DOCUMENT EXCERPT ::
Love Me, Hold Me, Always is a desperate love story — not romantic but familial — forged in the margins of a society that erases the poor and invisible. At its centre is Chrissie, released from prison with nowhere to go, trying to rebuild a family out of scraps. Her journey reflects the fate of many ex-convicts: damaged and dehumanised long before release, then abandoned by a threadbare social net.

This film is rooted in lived experience. I know that cornered existence — wild, feral, dangerous — where drugs, violence, and criminality are not choices but survival. That proximity to the edge, where systems fail and people disappear, is what drives me to tell this story.

Formally, the film balances raw realism with fleeting moments of poetry. It is unflinching but empathetic, transforming grime and institutional decay through Chrissie’s gaze into something strangely tender. Her longing casts a fragile glow over her brutal world, raising the question: is her dream of redemption survival — or delusion?

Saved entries
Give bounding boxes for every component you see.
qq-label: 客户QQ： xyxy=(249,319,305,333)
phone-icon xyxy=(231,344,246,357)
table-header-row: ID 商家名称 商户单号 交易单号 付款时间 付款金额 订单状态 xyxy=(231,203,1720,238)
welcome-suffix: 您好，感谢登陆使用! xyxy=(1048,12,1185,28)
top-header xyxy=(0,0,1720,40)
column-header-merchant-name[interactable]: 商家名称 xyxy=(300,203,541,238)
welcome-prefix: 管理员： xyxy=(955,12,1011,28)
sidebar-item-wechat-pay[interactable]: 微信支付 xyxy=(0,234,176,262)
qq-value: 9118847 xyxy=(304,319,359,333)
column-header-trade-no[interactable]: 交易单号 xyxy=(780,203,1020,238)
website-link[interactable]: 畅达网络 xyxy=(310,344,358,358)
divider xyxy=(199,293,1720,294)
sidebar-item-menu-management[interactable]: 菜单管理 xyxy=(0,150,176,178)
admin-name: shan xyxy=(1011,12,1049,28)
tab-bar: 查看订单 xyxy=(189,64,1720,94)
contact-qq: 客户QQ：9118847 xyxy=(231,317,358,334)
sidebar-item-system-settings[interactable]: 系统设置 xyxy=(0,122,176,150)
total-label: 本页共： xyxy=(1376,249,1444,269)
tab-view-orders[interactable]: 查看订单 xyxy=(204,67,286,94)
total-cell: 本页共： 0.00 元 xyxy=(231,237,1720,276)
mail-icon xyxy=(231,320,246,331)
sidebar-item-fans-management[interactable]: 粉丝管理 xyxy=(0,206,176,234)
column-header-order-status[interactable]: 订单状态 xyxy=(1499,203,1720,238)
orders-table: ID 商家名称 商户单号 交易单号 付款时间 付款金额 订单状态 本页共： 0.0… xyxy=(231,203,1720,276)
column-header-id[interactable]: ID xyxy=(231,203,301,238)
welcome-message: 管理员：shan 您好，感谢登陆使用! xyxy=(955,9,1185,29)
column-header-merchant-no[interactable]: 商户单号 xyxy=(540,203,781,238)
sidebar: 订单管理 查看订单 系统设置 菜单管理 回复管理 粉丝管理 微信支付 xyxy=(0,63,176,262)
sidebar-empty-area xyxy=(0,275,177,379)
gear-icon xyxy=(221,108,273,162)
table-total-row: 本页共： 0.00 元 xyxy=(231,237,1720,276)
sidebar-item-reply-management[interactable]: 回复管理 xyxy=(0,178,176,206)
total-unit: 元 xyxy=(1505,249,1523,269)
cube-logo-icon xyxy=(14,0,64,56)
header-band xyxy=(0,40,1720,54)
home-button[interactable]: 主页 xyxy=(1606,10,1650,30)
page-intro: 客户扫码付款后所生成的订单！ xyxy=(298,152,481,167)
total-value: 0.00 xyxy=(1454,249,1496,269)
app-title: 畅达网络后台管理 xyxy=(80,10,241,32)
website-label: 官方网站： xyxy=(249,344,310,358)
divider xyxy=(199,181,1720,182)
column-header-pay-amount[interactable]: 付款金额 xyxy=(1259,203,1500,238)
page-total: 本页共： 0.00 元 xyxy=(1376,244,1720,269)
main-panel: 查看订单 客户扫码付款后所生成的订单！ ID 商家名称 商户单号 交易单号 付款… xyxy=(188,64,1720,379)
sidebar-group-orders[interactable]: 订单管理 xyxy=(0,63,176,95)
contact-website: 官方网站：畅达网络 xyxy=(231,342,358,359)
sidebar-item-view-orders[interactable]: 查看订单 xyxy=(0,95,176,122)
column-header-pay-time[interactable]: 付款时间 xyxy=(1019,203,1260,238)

WRITTEN TASKS ::
(a) Answer these questions from the statement about the film Love Me, Hold Me, Always:
(i) Who is at the center of the story?
(ii) What three things does the writer say are not choices but survival?
(iii) What does the film balance raw realism with?
(b) Write a continuation of the statement about the film Love Me, Hold Me, Always, picking up right after its final sentence.
The saved entries come from a separate source and are not part of the film statement.

ANSWER SET ::
(a)
(i) Chrissie
(ii) Drugs, violence, and criminality
(iii) Fleeting moments of poetry

(b)
Thematically, the film interrogates systems that fracture families and punish care when it exists outside sanctioned structures. It confronts incarceration, housing precarity, and generational poverty, while exposing Britain’s wider contradiction: lives lived in the shadows of billboards screaming “Dream Big” and “You Can Be Anything.” Chrissie embodies this tension. Raised on slogans of aspiration yet crushed by neglect, she clings to the belief that love alone can save her — even as the world proves otherwise.

This is not “poverty porn” nor a sensationalised portrait of working-class life. Its lineage is closer to Nil by Mouth: unsentimental, brutal, but truthful. Love Me, Hold Me, Always is more than a narrative; it is a raw case study of what happens when love collides with systemic neglect.